+++ INFORMATION SHOWN

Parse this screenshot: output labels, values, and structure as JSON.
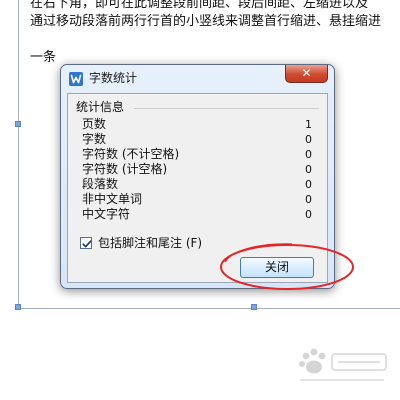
{
  "document": {
    "line1": "在右下角，即可在此调整段前间距、段后间距、左缩进以及",
    "line2": "通过移动段落前两行行首的小竖线来调整首行缩进、悬挂缩进",
    "line3": "一条"
  },
  "dialog": {
    "title": "字数统计",
    "close_glyph": "✕",
    "group_title": "统计信息",
    "stats": [
      {
        "label": "页数",
        "value": "1"
      },
      {
        "label": "字数",
        "value": "0"
      },
      {
        "label": "字符数 (不计空格)",
        "value": "0"
      },
      {
        "label": "字符数 (计空格)",
        "value": "0"
      },
      {
        "label": "段落数",
        "value": "0"
      },
      {
        "label": "非中文单词",
        "value": "0"
      },
      {
        "label": "中文字符",
        "value": "0"
      }
    ],
    "checkbox_label": "包括脚注和尾注 (F)",
    "checkbox_checked": true,
    "close_button_label": "关闭"
  },
  "annotation": {
    "color": "#e3262b"
  },
  "watermark": {
    "description_icon": "baidu-jingyan-paw-logo"
  },
  "colors": {
    "app_icon": "#2f76d2",
    "close_button": "#d04a2f",
    "dialog_background": "#d7e6f7"
  }
}
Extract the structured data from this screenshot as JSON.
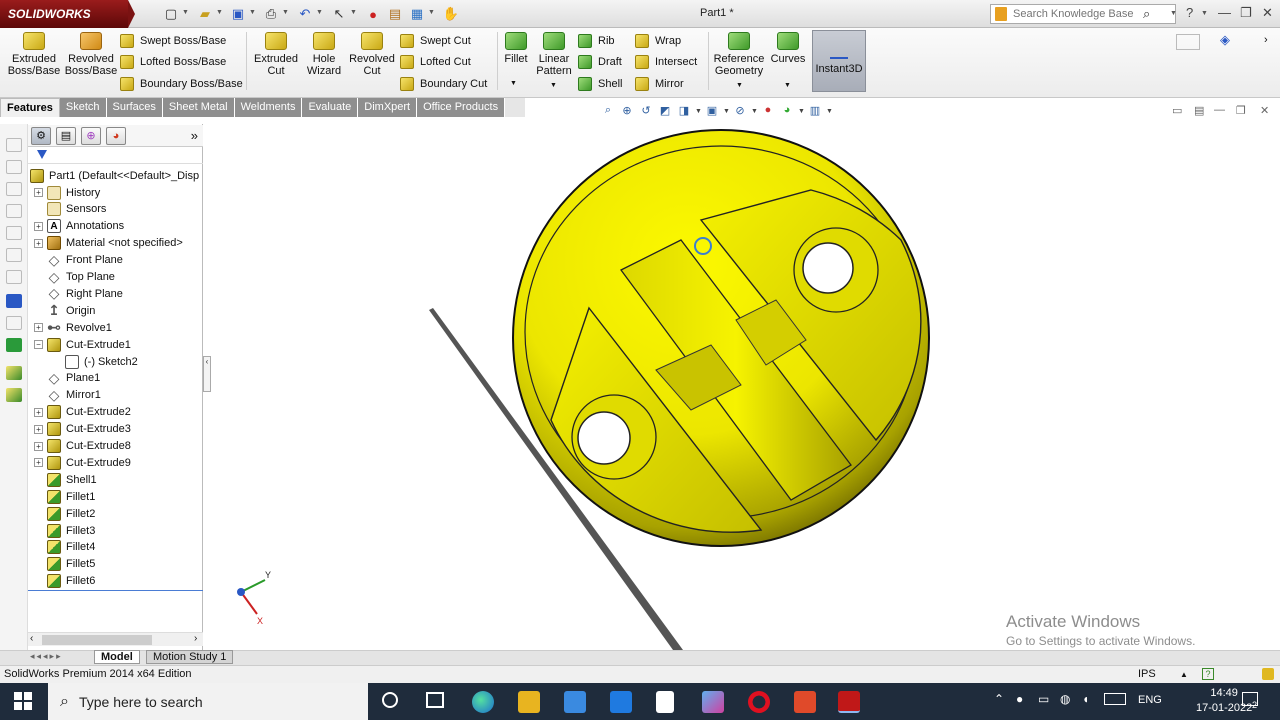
{
  "app": {
    "logo_text": "SOLIDWORKS",
    "document_title": "Part1 *"
  },
  "search": {
    "placeholder": "Search Knowledge Base"
  },
  "ribbon": {
    "extruded_boss": "Extruded Boss/Base",
    "revolved_boss": "Revolved Boss/Base",
    "swept_boss": "Swept Boss/Base",
    "lofted_boss": "Lofted Boss/Base",
    "boundary_boss": "Boundary Boss/Base",
    "extruded_cut": "Extruded Cut",
    "hole_wizard": "Hole Wizard",
    "revolved_cut": "Revolved Cut",
    "swept_cut": "Swept Cut",
    "lofted_cut": "Lofted Cut",
    "boundary_cut": "Boundary Cut",
    "fillet": "Fillet",
    "linear_pattern": "Linear Pattern",
    "rib": "Rib",
    "draft": "Draft",
    "shell": "Shell",
    "wrap": "Wrap",
    "intersect": "Intersect",
    "mirror": "Mirror",
    "reference_geometry": "Reference Geometry",
    "curves": "Curves",
    "instant3d": "Instant3D"
  },
  "tabs": [
    "Features",
    "Sketch",
    "Surfaces",
    "Sheet Metal",
    "Weldments",
    "Evaluate",
    "DimXpert",
    "Office Products"
  ],
  "tree": {
    "root": "Part1  (Default<<Default>_Disp",
    "items": [
      {
        "label": "History",
        "icon": "history-icon"
      },
      {
        "label": "Sensors",
        "icon": "sensors-icon"
      },
      {
        "label": "Annotations",
        "icon": "annotations-icon"
      },
      {
        "label": "Material <not specified>",
        "icon": "material-icon"
      },
      {
        "label": "Front Plane",
        "icon": "plane-icon"
      },
      {
        "label": "Top Plane",
        "icon": "plane-icon"
      },
      {
        "label": "Right Plane",
        "icon": "plane-icon"
      },
      {
        "label": "Origin",
        "icon": "origin-icon"
      },
      {
        "label": "Revolve1",
        "icon": "revolve-icon"
      },
      {
        "label": "Cut-Extrude1",
        "icon": "cut-extrude-icon"
      },
      {
        "label": "(-) Sketch2",
        "icon": "sketch-icon"
      },
      {
        "label": "Plane1",
        "icon": "plane-icon"
      },
      {
        "label": "Mirror1",
        "icon": "mirror-icon"
      },
      {
        "label": "Cut-Extrude2",
        "icon": "cut-extrude-icon"
      },
      {
        "label": "Cut-Extrude3",
        "icon": "cut-extrude-icon"
      },
      {
        "label": "Cut-Extrude8",
        "icon": "cut-extrude-icon"
      },
      {
        "label": "Cut-Extrude9",
        "icon": "cut-extrude-icon"
      },
      {
        "label": "Shell1",
        "icon": "shell-icon"
      },
      {
        "label": "Fillet1",
        "icon": "fillet-icon"
      },
      {
        "label": "Fillet2",
        "icon": "fillet-icon"
      },
      {
        "label": "Fillet3",
        "icon": "fillet-icon"
      },
      {
        "label": "Fillet4",
        "icon": "fillet-icon"
      },
      {
        "label": "Fillet5",
        "icon": "fillet-icon"
      },
      {
        "label": "Fillet6",
        "icon": "fillet-icon"
      }
    ]
  },
  "bottom_tabs": {
    "model": "Model",
    "motion": "Motion Study 1"
  },
  "status": {
    "edition": "SolidWorks Premium 2014 x64 Edition",
    "units": "IPS"
  },
  "watermark": {
    "line1": "Activate Windows",
    "line2": "Go to Settings to activate Windows."
  },
  "triad": {
    "x_label": "X",
    "y_label": "Y"
  },
  "taskbar": {
    "search_placeholder": "Type here to search",
    "lang": "ENG",
    "time": "14:49",
    "date": "17-01-2022",
    "notifications": "2"
  },
  "colors": {
    "model_yellow": "#f2ee00",
    "logo_red": "#8e1414",
    "taskbar": "#1f2c3c"
  }
}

++++++

▶ [OBJECTIVE]:
Copy out the records above in full, exactly as written, but not the pictures.

▶ [SOLUTION BELOW]:
Parse this screenshot: output labels, values, and structure as JSON.
{
  "document": {
    "line1": "在右下角，即可在此调整段前间距、段后间距、左缩进以及",
    "line2": "通过移动段落前两行行首的小竖线来调整首行缩进、悬挂缩进",
    "line3": "一条"
  },
  "dialog": {
    "title": "字数统计",
    "close_glyph": "✕",
    "group_title": "统计信息",
    "stats": [
      {
        "label": "页数",
        "value": "1"
      },
      {
        "label": "字数",
        "value": "0"
      },
      {
        "label": "字符数 (不计空格)",
        "value": "0"
      },
      {
        "label": "字符数 (计空格)",
        "value": "0"
      },
      {
        "label": "段落数",
        "value": "0"
      },
      {
        "label": "非中文单词",
        "value": "0"
      },
      {
        "label": "中文字符",
        "value": "0"
      }
    ],
    "checkbox_label": "包括脚注和尾注 (F)",
    "checkbox_checked": true,
    "close_button_label": "关闭"
  },
  "annotation": {
    "color": "#e3262b"
  },
  "watermark": {
    "description_icon": "baidu-jingyan-paw-logo"
  },
  "colors": {
    "app_icon": "#2f76d2",
    "close_button": "#d04a2f",
    "dialog_background": "#d7e6f7"
  }
}
Extract the structured data from this screenshot as JSON.
{
  "app": {
    "logo_text": "SOLIDWORKS",
    "document_title": "Part1 *"
  },
  "search": {
    "placeholder": "Search Knowledge Base"
  },
  "ribbon": {
    "extruded_boss": "Extruded Boss/Base",
    "revolved_boss": "Revolved Boss/Base",
    "swept_boss": "Swept Boss/Base",
    "lofted_boss": "Lofted Boss/Base",
    "boundary_boss": "Boundary Boss/Base",
    "extruded_cut": "Extruded Cut",
    "hole_wizard": "Hole Wizard",
    "revolved_cut": "Revolved Cut",
    "swept_cut": "Swept Cut",
    "lofted_cut": "Lofted Cut",
    "boundary_cut": "Boundary Cut",
    "fillet": "Fillet",
    "linear_pattern": "Linear Pattern",
    "rib": "Rib",
    "draft": "Draft",
    "shell": "Shell",
    "wrap": "Wrap",
    "intersect": "Intersect",
    "mirror": "Mirror",
    "reference_geometry": "Reference Geometry",
    "curves": "Curves",
    "instant3d": "Instant3D"
  },
  "tabs": [
    "Features",
    "Sketch",
    "Surfaces",
    "Sheet Metal",
    "Weldments",
    "Evaluate",
    "DimXpert",
    "Office Products"
  ],
  "tree": {
    "root": "Part1  (Default<<Default>_Disp",
    "items": [
      {
        "label": "History",
        "icon": "history-icon"
      },
      {
        "label": "Sensors",
        "icon": "sensors-icon"
      },
      {
        "label": "Annotations",
        "icon": "annotations-icon"
      },
      {
        "label": "Material <not specified>",
        "icon": "material-icon"
      },
      {
        "label": "Front Plane",
        "icon": "plane-icon"
      },
      {
        "label": "Top Plane",
        "icon": "plane-icon"
      },
      {
        "label": "Right Plane",
        "icon": "plane-icon"
      },
      {
        "label": "Origin",
        "icon": "origin-icon"
      },
      {
        "label": "Revolve1",
        "icon": "revolve-icon"
      },
      {
        "label": "Cut-Extrude1",
        "icon": "cut-extrude-icon"
      },
      {
        "label": "(-) Sketch2",
        "icon": "sketch-icon"
      },
      {
        "label": "Plane1",
        "icon": "plane-icon"
      },
      {
        "label": "Mirror1",
        "icon": "mirror-icon"
      },
      {
        "label": "Cut-Extrude2",
        "icon": "cut-extrude-icon"
      },
      {
        "label": "Cut-Extrude3",
        "icon": "cut-extrude-icon"
      },
      {
        "label": "Cut-Extrude8",
        "icon": "cut-extrude-icon"
      },
      {
        "label": "Cut-Extrude9",
        "icon": "cut-extrude-icon"
      },
      {
        "label": "Shell1",
        "icon": "shell-icon"
      },
      {
        "label": "Fillet1",
        "icon": "fillet-icon"
      },
      {
        "label": "Fillet2",
        "icon": "fillet-icon"
      },
      {
        "label": "Fillet3",
        "icon": "fillet-icon"
      },
      {
        "label": "Fillet4",
        "icon": "fillet-icon"
      },
      {
        "label": "Fillet5",
        "icon": "fillet-icon"
      },
      {
        "label": "Fillet6",
        "icon": "fillet-icon"
      }
    ]
  },
  "bottom_tabs": {
    "model": "Model",
    "motion": "Motion Study 1"
  },
  "status": {
    "edition": "SolidWorks Premium 2014 x64 Edition",
    "units": "IPS"
  },
  "watermark": {
    "line1": "Activate Windows",
    "line2": "Go to Settings to activate Windows."
  },
  "triad": {
    "x_label": "X",
    "y_label": "Y"
  },
  "taskbar": {
    "search_placeholder": "Type here to search",
    "lang": "ENG",
    "time": "14:49",
    "date": "17-01-2022",
    "notifications": "2"
  },
  "colors": {
    "model_yellow": "#f2ee00",
    "logo_red": "#8e1414",
    "taskbar": "#1f2c3c"
  }
}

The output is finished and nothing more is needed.